--- DATA SHOWN ---

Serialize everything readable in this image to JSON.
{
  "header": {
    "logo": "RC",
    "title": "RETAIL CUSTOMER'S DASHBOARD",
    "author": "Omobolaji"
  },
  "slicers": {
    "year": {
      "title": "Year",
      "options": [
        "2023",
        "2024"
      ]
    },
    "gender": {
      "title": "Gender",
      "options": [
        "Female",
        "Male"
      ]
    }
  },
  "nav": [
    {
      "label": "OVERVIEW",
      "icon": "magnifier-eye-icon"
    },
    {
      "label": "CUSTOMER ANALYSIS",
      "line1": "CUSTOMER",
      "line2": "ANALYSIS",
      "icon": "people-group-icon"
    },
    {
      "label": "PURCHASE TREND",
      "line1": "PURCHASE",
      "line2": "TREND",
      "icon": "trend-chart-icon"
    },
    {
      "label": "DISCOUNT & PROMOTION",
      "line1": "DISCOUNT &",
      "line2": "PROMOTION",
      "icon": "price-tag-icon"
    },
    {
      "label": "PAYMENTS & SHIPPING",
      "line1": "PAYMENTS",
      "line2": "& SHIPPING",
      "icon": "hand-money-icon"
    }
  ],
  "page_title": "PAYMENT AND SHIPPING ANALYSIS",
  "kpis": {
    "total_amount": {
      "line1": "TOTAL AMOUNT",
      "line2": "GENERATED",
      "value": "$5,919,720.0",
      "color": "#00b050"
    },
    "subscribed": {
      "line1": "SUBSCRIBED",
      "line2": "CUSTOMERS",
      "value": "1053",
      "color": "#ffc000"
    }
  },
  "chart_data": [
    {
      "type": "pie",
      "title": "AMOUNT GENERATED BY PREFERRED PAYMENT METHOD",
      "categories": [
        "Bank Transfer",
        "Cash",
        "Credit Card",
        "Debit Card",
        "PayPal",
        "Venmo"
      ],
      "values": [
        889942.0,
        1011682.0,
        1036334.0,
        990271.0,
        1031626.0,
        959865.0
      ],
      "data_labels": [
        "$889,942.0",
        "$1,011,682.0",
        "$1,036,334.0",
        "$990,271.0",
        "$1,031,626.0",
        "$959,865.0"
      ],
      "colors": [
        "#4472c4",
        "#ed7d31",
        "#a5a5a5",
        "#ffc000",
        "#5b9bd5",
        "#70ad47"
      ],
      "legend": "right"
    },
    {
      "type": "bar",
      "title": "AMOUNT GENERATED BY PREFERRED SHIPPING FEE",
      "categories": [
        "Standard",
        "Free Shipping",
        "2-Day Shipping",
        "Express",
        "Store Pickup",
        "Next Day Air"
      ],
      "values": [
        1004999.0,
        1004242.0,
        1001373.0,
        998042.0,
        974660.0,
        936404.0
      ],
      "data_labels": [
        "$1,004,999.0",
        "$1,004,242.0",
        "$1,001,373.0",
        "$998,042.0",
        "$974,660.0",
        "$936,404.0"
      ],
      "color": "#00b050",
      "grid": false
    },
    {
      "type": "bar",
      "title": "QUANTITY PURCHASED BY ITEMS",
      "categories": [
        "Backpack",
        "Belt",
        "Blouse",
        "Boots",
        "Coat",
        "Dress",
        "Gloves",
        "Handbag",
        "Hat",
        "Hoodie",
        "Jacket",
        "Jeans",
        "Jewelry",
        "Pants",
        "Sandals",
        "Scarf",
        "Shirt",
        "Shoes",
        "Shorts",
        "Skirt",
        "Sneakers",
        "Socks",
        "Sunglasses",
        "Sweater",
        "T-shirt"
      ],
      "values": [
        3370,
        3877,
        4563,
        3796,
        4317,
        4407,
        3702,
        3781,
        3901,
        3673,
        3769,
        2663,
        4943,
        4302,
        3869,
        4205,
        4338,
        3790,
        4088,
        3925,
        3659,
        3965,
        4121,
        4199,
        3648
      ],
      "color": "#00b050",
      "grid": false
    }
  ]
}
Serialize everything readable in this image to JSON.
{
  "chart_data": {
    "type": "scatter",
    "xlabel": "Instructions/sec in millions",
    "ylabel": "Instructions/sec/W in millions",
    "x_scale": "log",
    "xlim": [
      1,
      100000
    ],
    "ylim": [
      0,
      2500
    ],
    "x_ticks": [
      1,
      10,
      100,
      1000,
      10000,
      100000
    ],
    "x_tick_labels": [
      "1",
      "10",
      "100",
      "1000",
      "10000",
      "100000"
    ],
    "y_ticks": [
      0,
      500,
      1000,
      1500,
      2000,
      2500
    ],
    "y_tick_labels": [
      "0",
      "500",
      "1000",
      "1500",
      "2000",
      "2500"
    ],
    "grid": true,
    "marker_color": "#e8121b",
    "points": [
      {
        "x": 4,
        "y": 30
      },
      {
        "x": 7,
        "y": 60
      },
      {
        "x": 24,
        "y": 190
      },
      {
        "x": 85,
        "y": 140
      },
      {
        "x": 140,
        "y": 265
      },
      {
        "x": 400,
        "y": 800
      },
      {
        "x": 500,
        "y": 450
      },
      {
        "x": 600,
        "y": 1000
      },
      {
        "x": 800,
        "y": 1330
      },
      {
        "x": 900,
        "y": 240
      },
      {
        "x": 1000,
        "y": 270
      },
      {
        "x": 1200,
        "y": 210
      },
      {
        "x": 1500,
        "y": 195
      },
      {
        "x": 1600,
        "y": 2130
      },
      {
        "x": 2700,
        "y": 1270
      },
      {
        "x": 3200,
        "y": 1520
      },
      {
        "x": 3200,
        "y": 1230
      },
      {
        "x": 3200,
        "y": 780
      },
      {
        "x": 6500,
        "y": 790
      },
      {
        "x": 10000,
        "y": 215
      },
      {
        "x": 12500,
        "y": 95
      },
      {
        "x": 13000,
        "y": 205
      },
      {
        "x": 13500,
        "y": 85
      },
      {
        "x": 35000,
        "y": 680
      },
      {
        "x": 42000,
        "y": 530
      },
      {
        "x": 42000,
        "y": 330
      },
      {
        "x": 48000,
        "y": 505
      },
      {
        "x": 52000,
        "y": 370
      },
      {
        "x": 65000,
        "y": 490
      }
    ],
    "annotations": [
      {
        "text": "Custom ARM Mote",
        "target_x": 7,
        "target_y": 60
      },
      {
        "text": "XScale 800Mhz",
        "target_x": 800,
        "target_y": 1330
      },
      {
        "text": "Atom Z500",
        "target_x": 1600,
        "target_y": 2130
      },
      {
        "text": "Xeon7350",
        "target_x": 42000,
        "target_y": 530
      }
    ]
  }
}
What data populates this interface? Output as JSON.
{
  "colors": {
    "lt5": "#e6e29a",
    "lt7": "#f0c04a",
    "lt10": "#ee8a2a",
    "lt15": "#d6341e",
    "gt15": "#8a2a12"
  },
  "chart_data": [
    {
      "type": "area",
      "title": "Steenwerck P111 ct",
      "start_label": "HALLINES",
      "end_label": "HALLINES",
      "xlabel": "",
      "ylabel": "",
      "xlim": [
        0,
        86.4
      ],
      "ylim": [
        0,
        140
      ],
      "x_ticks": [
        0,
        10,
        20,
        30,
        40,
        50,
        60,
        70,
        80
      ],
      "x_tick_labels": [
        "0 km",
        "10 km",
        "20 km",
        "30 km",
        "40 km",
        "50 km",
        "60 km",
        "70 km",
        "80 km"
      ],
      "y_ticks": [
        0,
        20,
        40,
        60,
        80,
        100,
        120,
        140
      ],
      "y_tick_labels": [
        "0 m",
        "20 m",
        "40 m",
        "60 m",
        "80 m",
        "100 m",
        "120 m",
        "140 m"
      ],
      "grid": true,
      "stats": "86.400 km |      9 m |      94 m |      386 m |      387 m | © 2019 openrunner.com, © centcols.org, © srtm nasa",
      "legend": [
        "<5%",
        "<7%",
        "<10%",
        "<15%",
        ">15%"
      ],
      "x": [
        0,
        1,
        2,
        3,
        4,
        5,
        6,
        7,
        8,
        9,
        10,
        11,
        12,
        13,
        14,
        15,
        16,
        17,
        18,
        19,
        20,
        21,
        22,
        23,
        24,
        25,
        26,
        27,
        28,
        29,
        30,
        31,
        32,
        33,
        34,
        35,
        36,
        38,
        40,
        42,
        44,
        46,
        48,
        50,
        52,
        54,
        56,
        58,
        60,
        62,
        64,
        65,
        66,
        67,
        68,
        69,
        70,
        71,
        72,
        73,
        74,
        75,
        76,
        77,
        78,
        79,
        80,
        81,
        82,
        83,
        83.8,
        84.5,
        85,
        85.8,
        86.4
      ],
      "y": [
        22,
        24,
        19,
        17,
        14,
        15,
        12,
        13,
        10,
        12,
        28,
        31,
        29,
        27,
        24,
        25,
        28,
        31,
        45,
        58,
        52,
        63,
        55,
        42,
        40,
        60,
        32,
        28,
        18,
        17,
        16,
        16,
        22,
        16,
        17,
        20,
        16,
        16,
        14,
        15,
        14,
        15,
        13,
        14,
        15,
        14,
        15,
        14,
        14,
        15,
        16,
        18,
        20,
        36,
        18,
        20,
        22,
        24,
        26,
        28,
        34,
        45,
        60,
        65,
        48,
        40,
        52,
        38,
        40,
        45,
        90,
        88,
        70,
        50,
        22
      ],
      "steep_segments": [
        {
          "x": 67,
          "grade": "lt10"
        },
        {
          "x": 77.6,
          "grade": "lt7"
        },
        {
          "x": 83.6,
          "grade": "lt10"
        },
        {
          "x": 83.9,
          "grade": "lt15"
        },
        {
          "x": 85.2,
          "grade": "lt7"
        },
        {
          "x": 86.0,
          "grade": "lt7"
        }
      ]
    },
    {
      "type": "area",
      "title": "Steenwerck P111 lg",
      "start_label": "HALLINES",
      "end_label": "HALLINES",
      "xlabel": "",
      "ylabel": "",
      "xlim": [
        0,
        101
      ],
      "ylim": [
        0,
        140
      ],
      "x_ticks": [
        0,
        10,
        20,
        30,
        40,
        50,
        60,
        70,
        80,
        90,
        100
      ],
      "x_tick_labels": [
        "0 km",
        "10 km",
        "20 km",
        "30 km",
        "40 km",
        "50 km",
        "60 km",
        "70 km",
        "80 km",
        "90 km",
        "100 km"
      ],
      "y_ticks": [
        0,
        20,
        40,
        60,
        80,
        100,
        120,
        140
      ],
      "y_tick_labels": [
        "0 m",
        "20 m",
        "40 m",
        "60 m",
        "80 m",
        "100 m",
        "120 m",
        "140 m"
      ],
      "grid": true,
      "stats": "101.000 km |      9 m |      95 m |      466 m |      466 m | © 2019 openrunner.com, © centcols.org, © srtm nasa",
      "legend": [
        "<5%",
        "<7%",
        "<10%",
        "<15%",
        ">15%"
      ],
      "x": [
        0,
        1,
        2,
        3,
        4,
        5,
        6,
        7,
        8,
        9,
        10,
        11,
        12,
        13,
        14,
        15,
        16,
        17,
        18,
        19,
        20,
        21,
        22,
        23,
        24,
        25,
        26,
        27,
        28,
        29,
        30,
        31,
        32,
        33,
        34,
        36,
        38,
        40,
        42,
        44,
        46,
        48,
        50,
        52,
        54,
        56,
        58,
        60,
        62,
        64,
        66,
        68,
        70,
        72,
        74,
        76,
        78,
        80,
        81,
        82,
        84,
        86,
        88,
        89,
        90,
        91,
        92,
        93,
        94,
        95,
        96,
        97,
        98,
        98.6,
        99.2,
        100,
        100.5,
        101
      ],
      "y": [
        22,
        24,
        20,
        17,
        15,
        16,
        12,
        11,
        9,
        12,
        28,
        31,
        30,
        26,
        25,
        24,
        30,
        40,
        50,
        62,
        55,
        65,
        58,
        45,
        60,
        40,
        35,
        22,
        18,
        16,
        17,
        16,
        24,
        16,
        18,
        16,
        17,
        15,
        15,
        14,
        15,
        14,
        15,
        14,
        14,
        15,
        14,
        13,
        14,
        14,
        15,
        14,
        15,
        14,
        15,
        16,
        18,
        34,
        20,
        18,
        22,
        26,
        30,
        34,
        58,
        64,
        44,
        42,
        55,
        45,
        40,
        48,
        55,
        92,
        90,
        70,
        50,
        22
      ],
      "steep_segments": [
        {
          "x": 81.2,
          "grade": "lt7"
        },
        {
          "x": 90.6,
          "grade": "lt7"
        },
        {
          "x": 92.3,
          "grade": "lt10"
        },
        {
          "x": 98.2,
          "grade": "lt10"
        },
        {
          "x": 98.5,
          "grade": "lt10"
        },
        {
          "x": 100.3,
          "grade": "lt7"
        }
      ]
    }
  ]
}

---

WHAT THE EXERCISE ASKS:
Read through the entries and copy every line that includes "srtm".

THE COMPLETED TASK:
      "stats": "86.400 km |      9 m |      94 m |      386 m |      387 m | © 2019 openrunner.com, © centcols.org, © srtm nasa",
      "stats": "101.000 km |      9 m |      95 m |      466 m |      466 m | © 2019 openrunner.com, © centcols.org, © srtm nasa",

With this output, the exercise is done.